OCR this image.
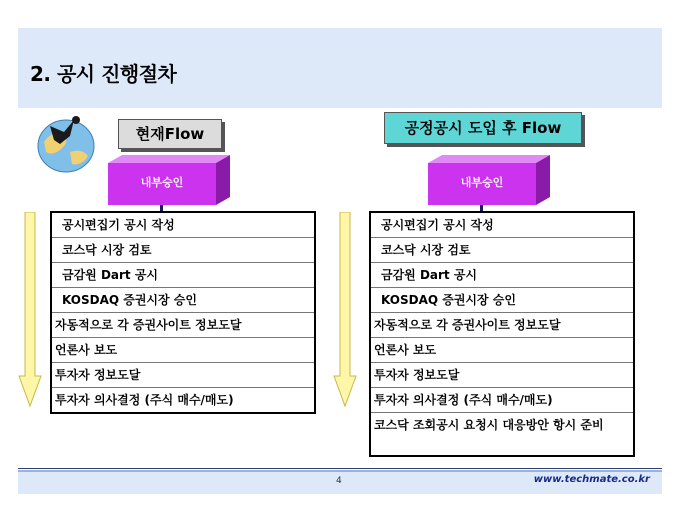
2. 공시 진행절차
현재Flow	공정공시 도입 후 Flow
내부승인	내부승인
공시편집기 공시 작성
코스닥 시장 검토
금감원 Dart 공시
KOSDAQ 증권시장 승인
자동적으로 각 증권사이트 정보도달
언론사 보도
투자자 정보도달
투자자 의사결정 (주식 매수/매도)
공시편집기 공시 작성
코스닥 시장 검토
금감원 Dart 공시
KOSDAQ 증권시장 승인
자동적으로 각 증권사이트 정보도달
언론사 보도
투자자 정보도달
투자자 의사결정 (주식 매수/매도)
코스닥 조회공시 요청시 대응방안 항시 준비
4	www.techmate.co.kr
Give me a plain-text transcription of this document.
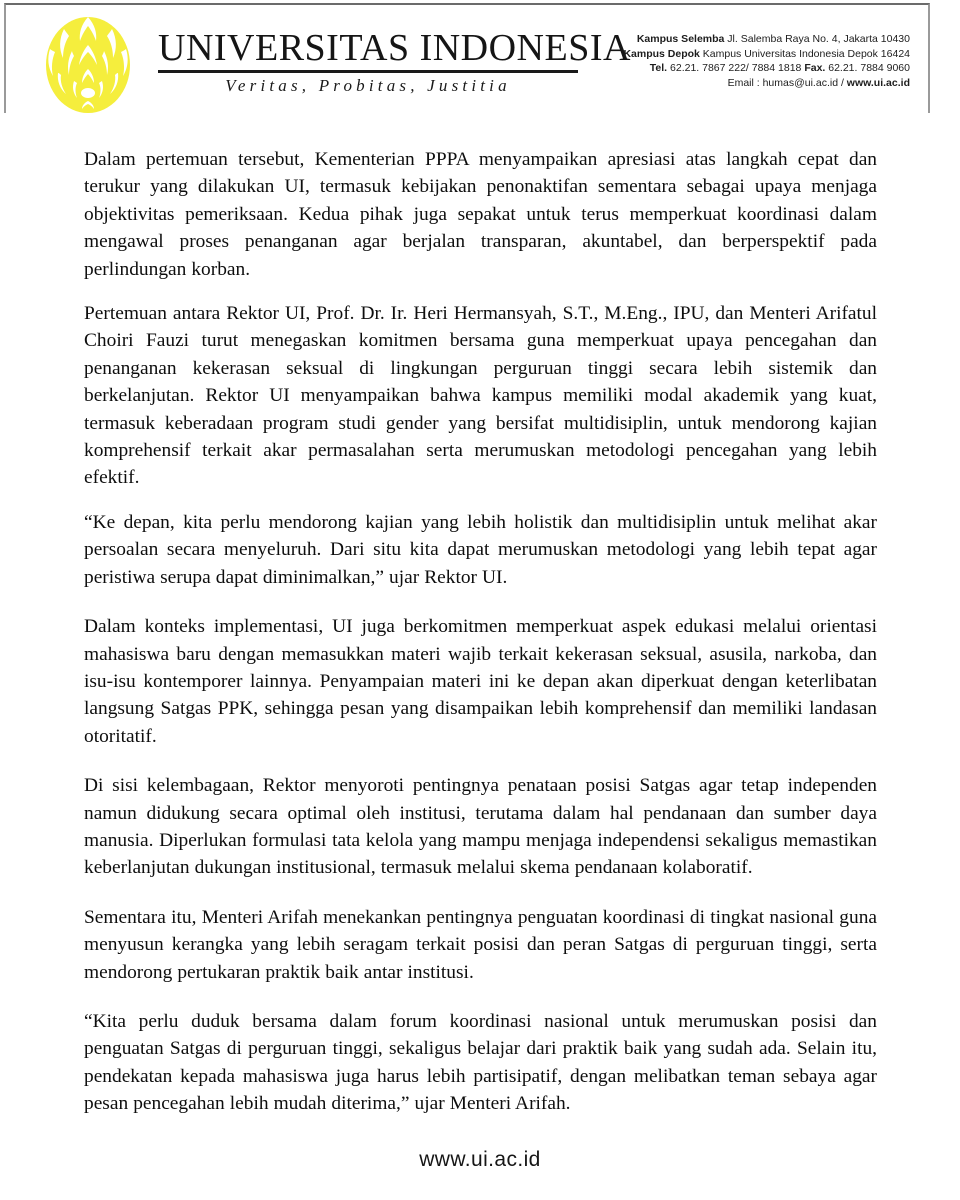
UNIVERSITAS INDONESIA
Veritas, Probitas, Justitia
Kampus Selemba Jl. Salemba Raya No. 4, Jakarta 10430
Kampus Depok Kampus Universitas Indonesia Depok 16424
Tel. 62.21. 7867 222/ 7884 1818 Fax. 62.21. 7884 9060
Email : humas@ui.ac.id / www.ui.ac.id

Dalam pertemuan tersebut, Kementerian PPPA menyampaikan apresiasi atas langkah cepat dan terukur yang dilakukan UI, termasuk kebijakan penonaktifan sementara sebagai upaya menjaga objektivitas pemeriksaan. Kedua pihak juga sepakat untuk terus memperkuat koordinasi dalam mengawal proses penanganan agar berjalan transparan, akuntabel, dan berperspektif pada perlindungan korban.

Pertemuan antara Rektor UI, Prof. Dr. Ir. Heri Hermansyah, S.T., M.Eng., IPU, dan Menteri Arifatul Choiri Fauzi turut menegaskan komitmen bersama guna memperkuat upaya pencegahan dan penanganan kekerasan seksual di lingkungan perguruan tinggi secara lebih sistemik dan berkelanjutan. Rektor UI menyampaikan bahwa kampus memiliki modal akademik yang kuat, termasuk keberadaan program studi gender yang bersifat multidisiplin, untuk mendorong kajian komprehensif terkait akar permasalahan serta merumuskan metodologi pencegahan yang lebih efektif.

“Ke depan, kita perlu mendorong kajian yang lebih holistik dan multidisiplin untuk melihat akar persoalan secara menyeluruh. Dari situ kita dapat merumuskan metodologi yang lebih tepat agar peristiwa serupa dapat diminimalkan,” ujar Rektor UI.

Dalam konteks implementasi, UI juga berkomitmen memperkuat aspek edukasi melalui orientasi mahasiswa baru dengan memasukkan materi wajib terkait kekerasan seksual, asusila, narkoba, dan isu-isu kontemporer lainnya. Penyampaian materi ini ke depan akan diperkuat dengan keterlibatan langsung Satgas PPK, sehingga pesan yang disampaikan lebih komprehensif dan memiliki landasan otoritatif.

Di sisi kelembagaan, Rektor menyoroti pentingnya penataan posisi Satgas agar tetap independen namun didukung secara optimal oleh institusi, terutama dalam hal pendanaan dan sumber daya manusia. Diperlukan formulasi tata kelola yang mampu menjaga independensi sekaligus memastikan keberlanjutan dukungan institusional, termasuk melalui skema pendanaan kolaboratif.

Sementara itu, Menteri Arifah menekankan pentingnya penguatan koordinasi di tingkat nasional guna menyusun kerangka yang lebih seragam terkait posisi dan peran Satgas di perguruan tinggi, serta mendorong pertukaran praktik baik antar institusi.

“Kita perlu duduk bersama dalam forum koordinasi nasional untuk merumuskan posisi dan penguatan Satgas di perguruan tinggi, sekaligus belajar dari praktik baik yang sudah ada. Selain itu, pendekatan kepada mahasiswa juga harus lebih partisipatif, dengan melibatkan teman sebaya agar pesan pencegahan lebih mudah diterima,” ujar Menteri Arifah.

www.ui.ac.id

_The task_: Tally the lines of the data that hold the string "this". Answer with the number and nothing more.

_Exercise solution_: 2